## Part of a data file
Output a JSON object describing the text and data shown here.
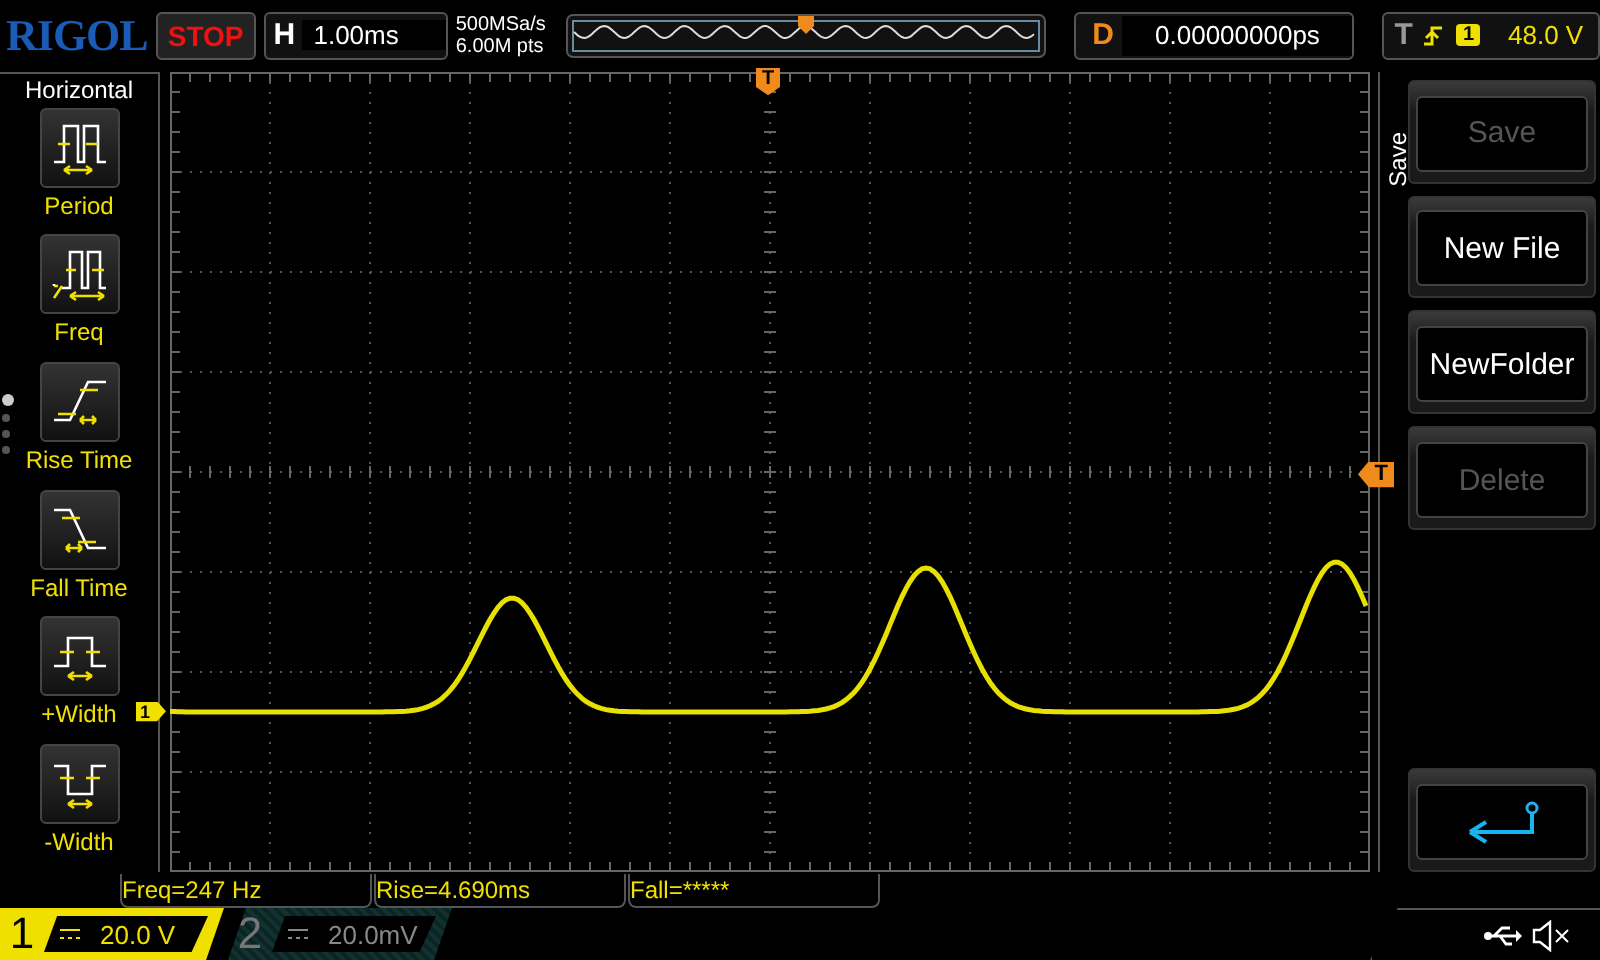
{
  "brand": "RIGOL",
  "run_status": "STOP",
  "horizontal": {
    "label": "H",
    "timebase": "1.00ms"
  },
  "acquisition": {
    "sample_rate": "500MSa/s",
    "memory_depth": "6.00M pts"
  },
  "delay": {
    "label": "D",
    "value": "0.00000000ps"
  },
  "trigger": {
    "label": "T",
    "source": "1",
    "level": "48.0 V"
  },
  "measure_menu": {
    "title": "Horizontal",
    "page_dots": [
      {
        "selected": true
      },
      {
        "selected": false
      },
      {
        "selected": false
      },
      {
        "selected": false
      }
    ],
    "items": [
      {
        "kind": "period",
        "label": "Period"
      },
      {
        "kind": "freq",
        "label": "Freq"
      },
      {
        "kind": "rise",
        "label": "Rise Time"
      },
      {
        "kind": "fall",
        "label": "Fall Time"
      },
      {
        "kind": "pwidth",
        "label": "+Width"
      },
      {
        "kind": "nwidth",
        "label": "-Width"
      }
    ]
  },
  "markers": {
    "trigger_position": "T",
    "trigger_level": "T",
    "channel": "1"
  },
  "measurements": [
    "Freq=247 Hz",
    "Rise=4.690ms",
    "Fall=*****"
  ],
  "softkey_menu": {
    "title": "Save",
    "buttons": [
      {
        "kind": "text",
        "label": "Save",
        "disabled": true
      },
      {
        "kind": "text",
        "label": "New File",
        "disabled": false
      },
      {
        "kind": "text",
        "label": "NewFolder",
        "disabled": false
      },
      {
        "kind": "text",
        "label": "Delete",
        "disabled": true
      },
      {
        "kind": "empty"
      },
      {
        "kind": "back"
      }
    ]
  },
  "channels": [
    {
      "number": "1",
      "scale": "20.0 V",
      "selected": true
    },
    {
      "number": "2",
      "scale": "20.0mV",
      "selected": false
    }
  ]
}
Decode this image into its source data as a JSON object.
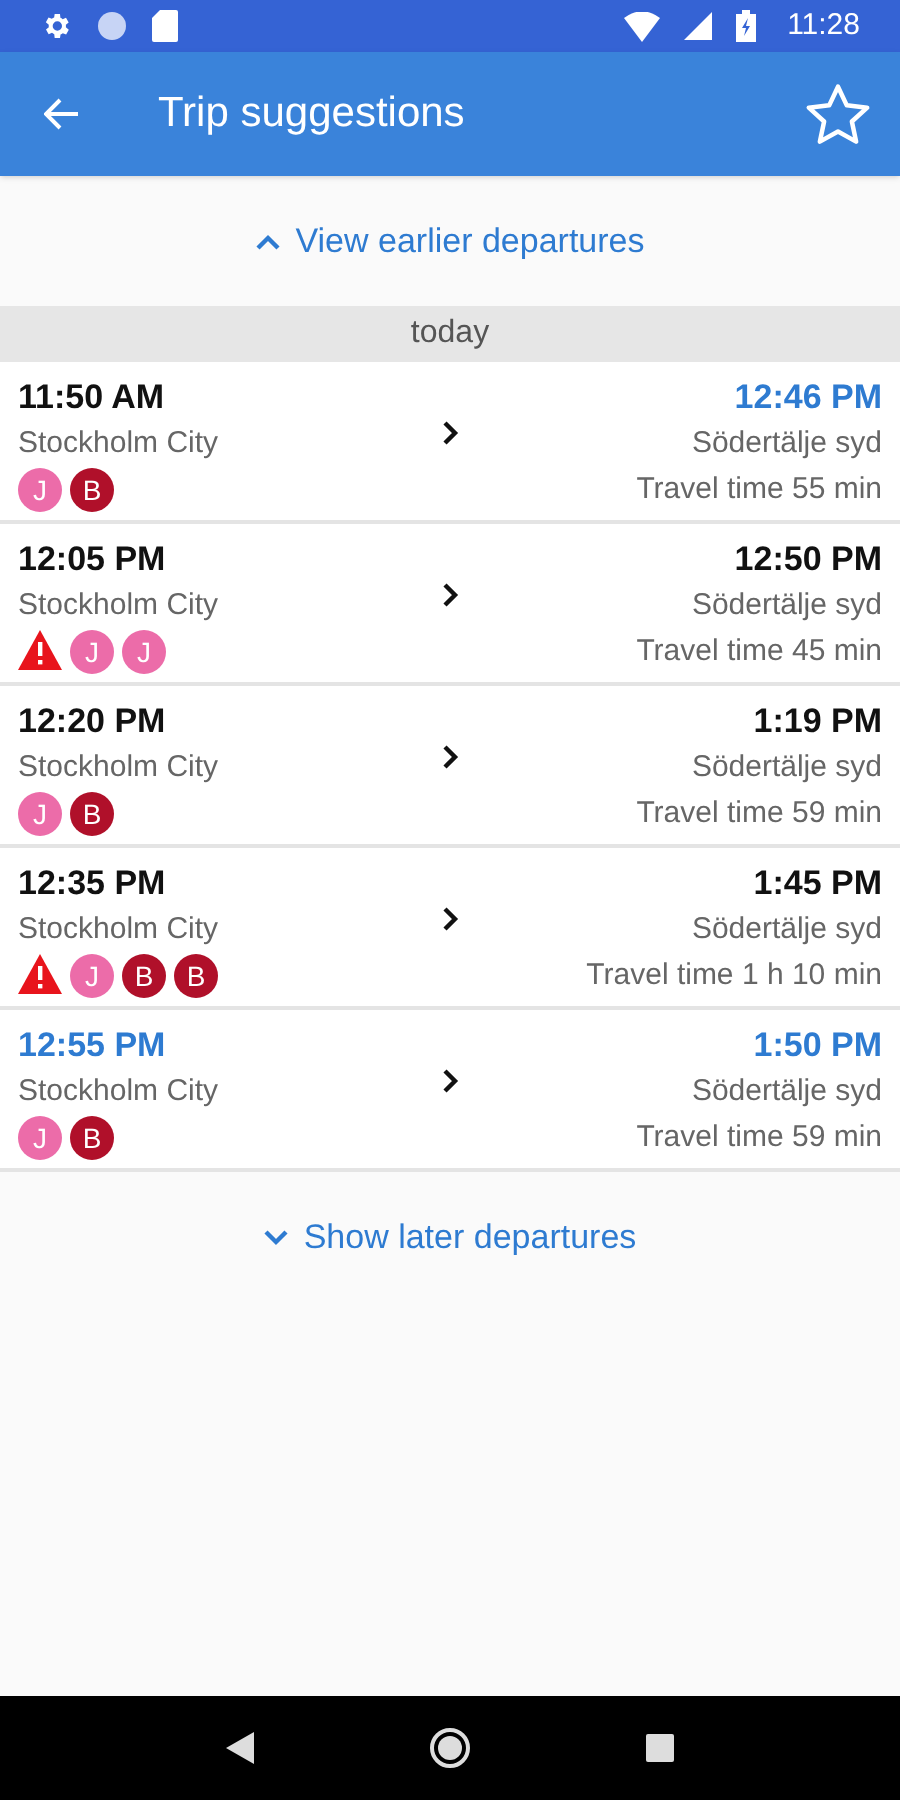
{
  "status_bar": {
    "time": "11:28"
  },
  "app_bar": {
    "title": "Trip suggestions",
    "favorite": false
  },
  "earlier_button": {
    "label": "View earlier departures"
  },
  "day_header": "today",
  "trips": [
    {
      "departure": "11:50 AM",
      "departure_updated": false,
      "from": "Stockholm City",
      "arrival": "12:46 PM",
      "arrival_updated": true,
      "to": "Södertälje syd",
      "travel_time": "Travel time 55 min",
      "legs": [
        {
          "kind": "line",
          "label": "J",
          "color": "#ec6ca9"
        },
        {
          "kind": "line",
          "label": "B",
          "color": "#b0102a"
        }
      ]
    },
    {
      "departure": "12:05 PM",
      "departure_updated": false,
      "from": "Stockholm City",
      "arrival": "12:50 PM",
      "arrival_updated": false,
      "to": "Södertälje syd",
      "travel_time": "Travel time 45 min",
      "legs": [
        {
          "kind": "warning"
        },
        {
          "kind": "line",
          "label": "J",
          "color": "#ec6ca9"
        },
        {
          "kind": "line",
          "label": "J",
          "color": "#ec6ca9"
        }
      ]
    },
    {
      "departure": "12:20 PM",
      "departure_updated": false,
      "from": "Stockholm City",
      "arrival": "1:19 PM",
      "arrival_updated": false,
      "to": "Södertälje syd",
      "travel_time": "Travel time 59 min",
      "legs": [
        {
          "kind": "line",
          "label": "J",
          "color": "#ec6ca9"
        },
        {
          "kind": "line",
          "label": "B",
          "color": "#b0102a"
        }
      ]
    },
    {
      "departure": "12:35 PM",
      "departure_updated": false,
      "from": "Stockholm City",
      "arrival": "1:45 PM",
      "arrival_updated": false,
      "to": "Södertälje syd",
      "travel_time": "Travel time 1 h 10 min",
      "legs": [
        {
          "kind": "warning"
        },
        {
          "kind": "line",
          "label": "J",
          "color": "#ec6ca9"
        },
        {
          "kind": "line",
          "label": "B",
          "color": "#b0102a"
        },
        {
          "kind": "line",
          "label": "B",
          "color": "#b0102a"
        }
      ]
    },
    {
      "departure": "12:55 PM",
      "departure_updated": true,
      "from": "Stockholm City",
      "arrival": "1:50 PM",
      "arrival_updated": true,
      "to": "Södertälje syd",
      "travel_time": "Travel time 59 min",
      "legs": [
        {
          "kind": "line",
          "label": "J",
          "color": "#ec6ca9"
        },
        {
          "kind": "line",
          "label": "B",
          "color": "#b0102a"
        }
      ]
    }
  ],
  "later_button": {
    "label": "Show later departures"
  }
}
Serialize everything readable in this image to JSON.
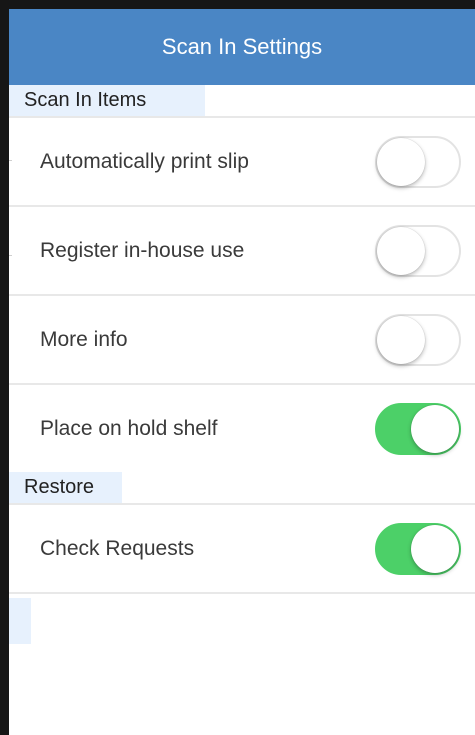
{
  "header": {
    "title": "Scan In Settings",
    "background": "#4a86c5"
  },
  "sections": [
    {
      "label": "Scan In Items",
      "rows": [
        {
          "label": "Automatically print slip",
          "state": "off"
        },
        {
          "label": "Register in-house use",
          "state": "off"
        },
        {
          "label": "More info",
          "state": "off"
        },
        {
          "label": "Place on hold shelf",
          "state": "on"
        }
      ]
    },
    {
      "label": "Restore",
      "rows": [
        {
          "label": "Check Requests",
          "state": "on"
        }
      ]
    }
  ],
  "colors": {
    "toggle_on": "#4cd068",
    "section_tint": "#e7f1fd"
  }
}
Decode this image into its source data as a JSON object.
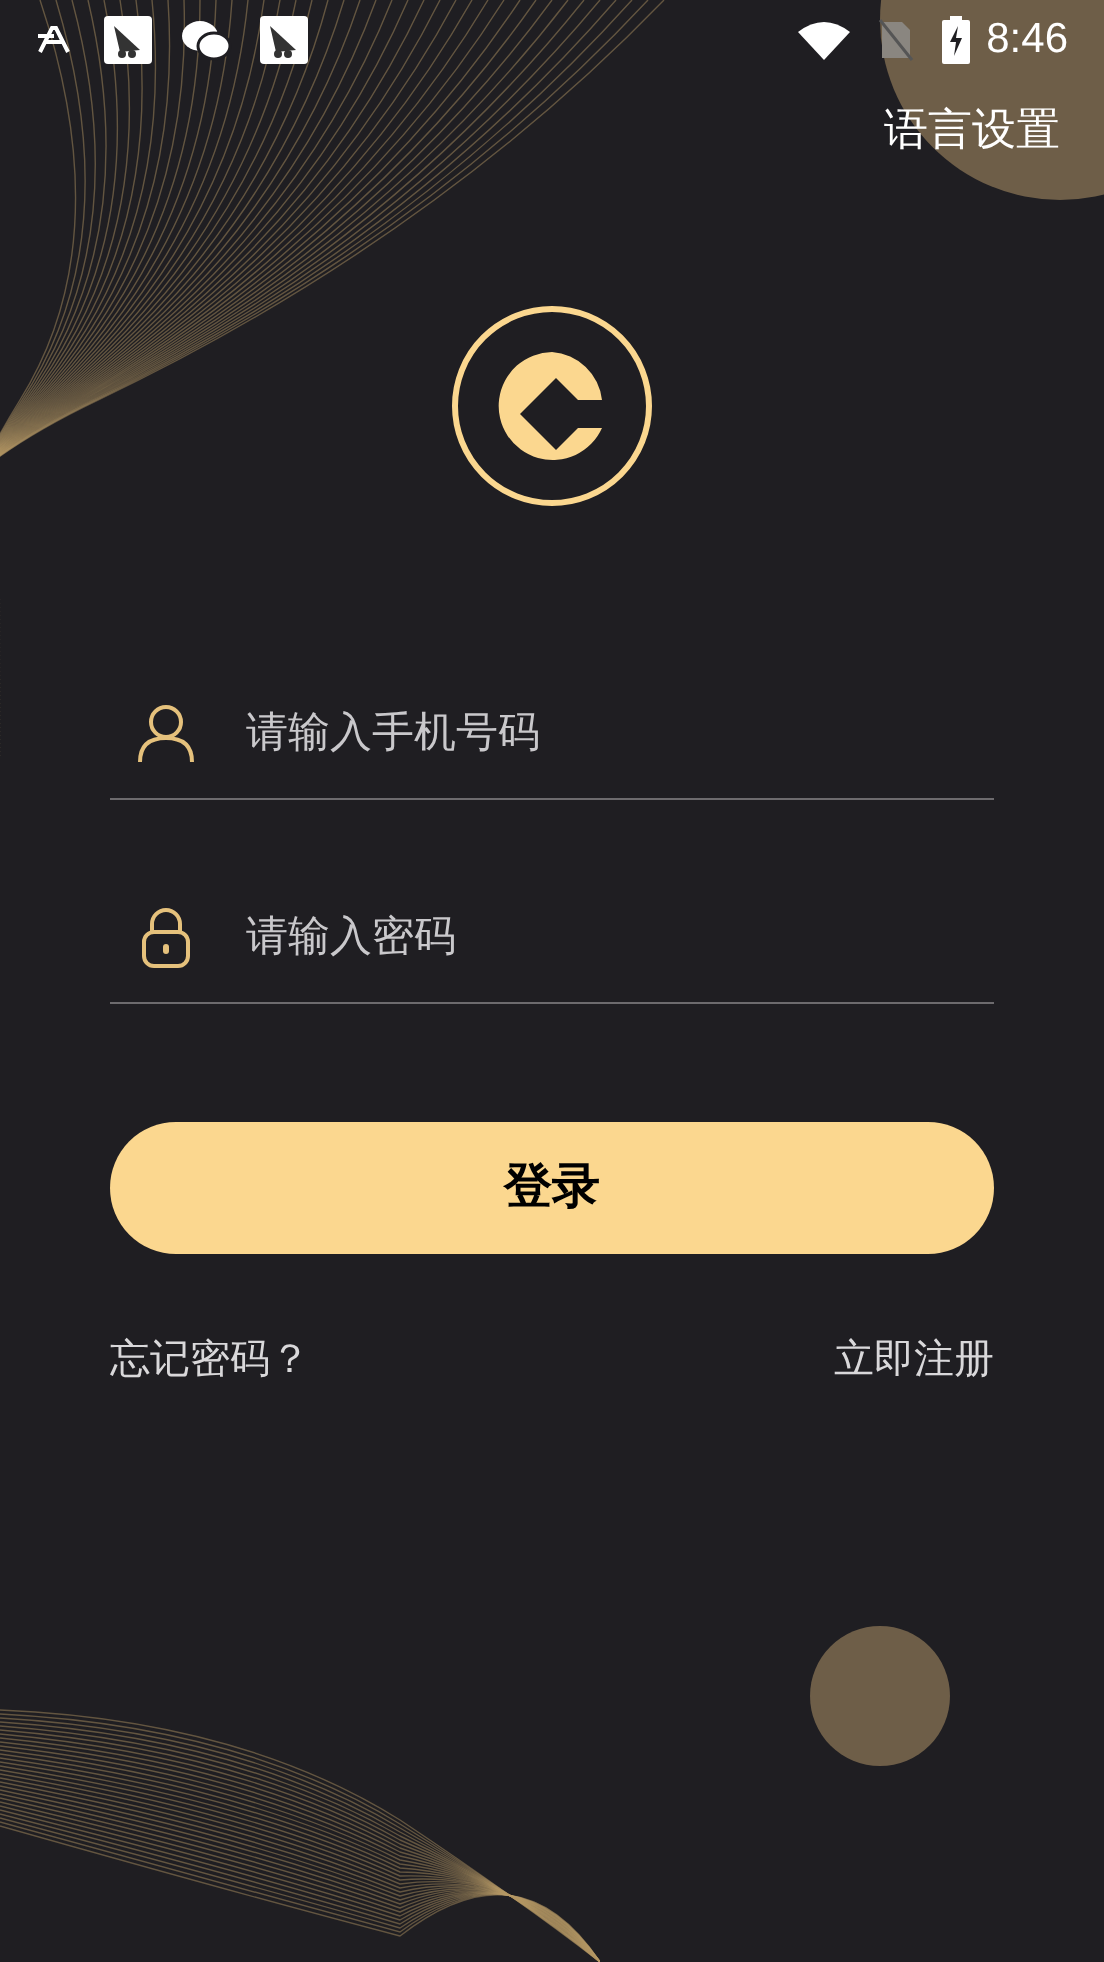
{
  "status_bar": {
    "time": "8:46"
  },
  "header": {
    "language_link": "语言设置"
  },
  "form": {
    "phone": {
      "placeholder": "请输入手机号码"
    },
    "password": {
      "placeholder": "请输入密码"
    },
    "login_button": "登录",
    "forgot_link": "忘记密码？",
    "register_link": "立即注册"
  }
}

## Stated task
Write out each entry exactly as given, but skip the pictures.

## The reply
Output a JSON object describing the text and data shown here.
{
  "brand": "RIGOL",
  "run_status": "STOP",
  "horizontal": {
    "label": "H",
    "timebase": "1.00ms"
  },
  "acquisition": {
    "sample_rate": "500MSa/s",
    "memory_depth": "6.00M pts"
  },
  "delay": {
    "label": "D",
    "value": "0.00000000ps"
  },
  "trigger": {
    "label": "T",
    "source": "1",
    "level": "48.0 V"
  },
  "measure_menu": {
    "title": "Horizontal",
    "page_dots": [
      {
        "selected": true
      },
      {
        "selected": false
      },
      {
        "selected": false
      },
      {
        "selected": false
      }
    ],
    "items": [
      {
        "kind": "period",
        "label": "Period"
      },
      {
        "kind": "freq",
        "label": "Freq"
      },
      {
        "kind": "rise",
        "label": "Rise Time"
      },
      {
        "kind": "fall",
        "label": "Fall Time"
      },
      {
        "kind": "pwidth",
        "label": "+Width"
      },
      {
        "kind": "nwidth",
        "label": "-Width"
      }
    ]
  },
  "markers": {
    "trigger_position": "T",
    "trigger_level": "T",
    "channel": "1"
  },
  "measurements": [
    "Freq=247 Hz",
    "Rise=4.690ms",
    "Fall=*****"
  ],
  "softkey_menu": {
    "title": "Save",
    "buttons": [
      {
        "kind": "text",
        "label": "Save",
        "disabled": true
      },
      {
        "kind": "text",
        "label": "New File",
        "disabled": false
      },
      {
        "kind": "text",
        "label": "NewFolder",
        "disabled": false
      },
      {
        "kind": "text",
        "label": "Delete",
        "disabled": true
      },
      {
        "kind": "empty"
      },
      {
        "kind": "back"
      }
    ]
  },
  "channels": [
    {
      "number": "1",
      "scale": "20.0 V",
      "selected": true
    },
    {
      "number": "2",
      "scale": "20.0mV",
      "selected": false
    }
  ]
}
Decode this image into its source data as a JSON object.
{
  "status_bar": {
    "time": "11:28"
  },
  "app_bar": {
    "title": "Trip suggestions",
    "favorite": false
  },
  "earlier_button": {
    "label": "View earlier departures"
  },
  "day_header": "today",
  "trips": [
    {
      "departure": "11:50 AM",
      "departure_updated": false,
      "from": "Stockholm City",
      "arrival": "12:46 PM",
      "arrival_updated": true,
      "to": "Södertälje syd",
      "travel_time": "Travel time 55 min",
      "legs": [
        {
          "kind": "line",
          "label": "J",
          "color": "#ec6ca9"
        },
        {
          "kind": "line",
          "label": "B",
          "color": "#b0102a"
        }
      ]
    },
    {
      "departure": "12:05 PM",
      "departure_updated": false,
      "from": "Stockholm City",
      "arrival": "12:50 PM",
      "arrival_updated": false,
      "to": "Södertälje syd",
      "travel_time": "Travel time 45 min",
      "legs": [
        {
          "kind": "warning"
        },
        {
          "kind": "line",
          "label": "J",
          "color": "#ec6ca9"
        },
        {
          "kind": "line",
          "label": "J",
          "color": "#ec6ca9"
        }
      ]
    },
    {
      "departure": "12:20 PM",
      "departure_updated": false,
      "from": "Stockholm City",
      "arrival": "1:19 PM",
      "arrival_updated": false,
      "to": "Södertälje syd",
      "travel_time": "Travel time 59 min",
      "legs": [
        {
          "kind": "line",
          "label": "J",
          "color": "#ec6ca9"
        },
        {
          "kind": "line",
          "label": "B",
          "color": "#b0102a"
        }
      ]
    },
    {
      "departure": "12:35 PM",
      "departure_updated": false,
      "from": "Stockholm City",
      "arrival": "1:45 PM",
      "arrival_updated": false,
      "to": "Södertälje syd",
      "travel_time": "Travel time 1 h 10 min",
      "legs": [
        {
          "kind": "warning"
        },
        {
          "kind": "line",
          "label": "J",
          "color": "#ec6ca9"
        },
        {
          "kind": "line",
          "label": "B",
          "color": "#b0102a"
        },
        {
          "kind": "line",
          "label": "B",
          "color": "#b0102a"
        }
      ]
    },
    {
      "departure": "12:55 PM",
      "departure_updated": true,
      "from": "Stockholm City",
      "arrival": "1:50 PM",
      "arrival_updated": true,
      "to": "Södertälje syd",
      "travel_time": "Travel time 59 min",
      "legs": [
        {
          "kind": "line",
          "label": "J",
          "color": "#ec6ca9"
        },
        {
          "kind": "line",
          "label": "B",
          "color": "#b0102a"
        }
      ]
    }
  ],
  "later_button": {
    "label": "Show later departures"
  }
}
Serialize everything readable in this image to JSON.
{
  "header": {
    "title": "Scan In Settings",
    "background": "#4a86c5"
  },
  "sections": [
    {
      "label": "Scan In Items",
      "rows": [
        {
          "label": "Automatically print slip",
          "state": "off"
        },
        {
          "label": "Register in-house use",
          "state": "off"
        },
        {
          "label": "More info",
          "state": "off"
        },
        {
          "label": "Place on hold shelf",
          "state": "on"
        }
      ]
    },
    {
      "label": "Restore",
      "rows": [
        {
          "label": "Check Requests",
          "state": "on"
        }
      ]
    }
  ],
  "colors": {
    "toggle_on": "#4cd068",
    "section_tint": "#e7f1fd"
  }
}
Decode this image into its source data as a JSON object.
{
  "status_bar": {
    "time": "8:46"
  },
  "header": {
    "language_link": "语言设置"
  },
  "form": {
    "phone": {
      "placeholder": "请输入手机号码"
    },
    "password": {
      "placeholder": "请输入密码"
    },
    "login_button": "登录",
    "forgot_link": "忘记密码？",
    "register_link": "立即注册"
  }
}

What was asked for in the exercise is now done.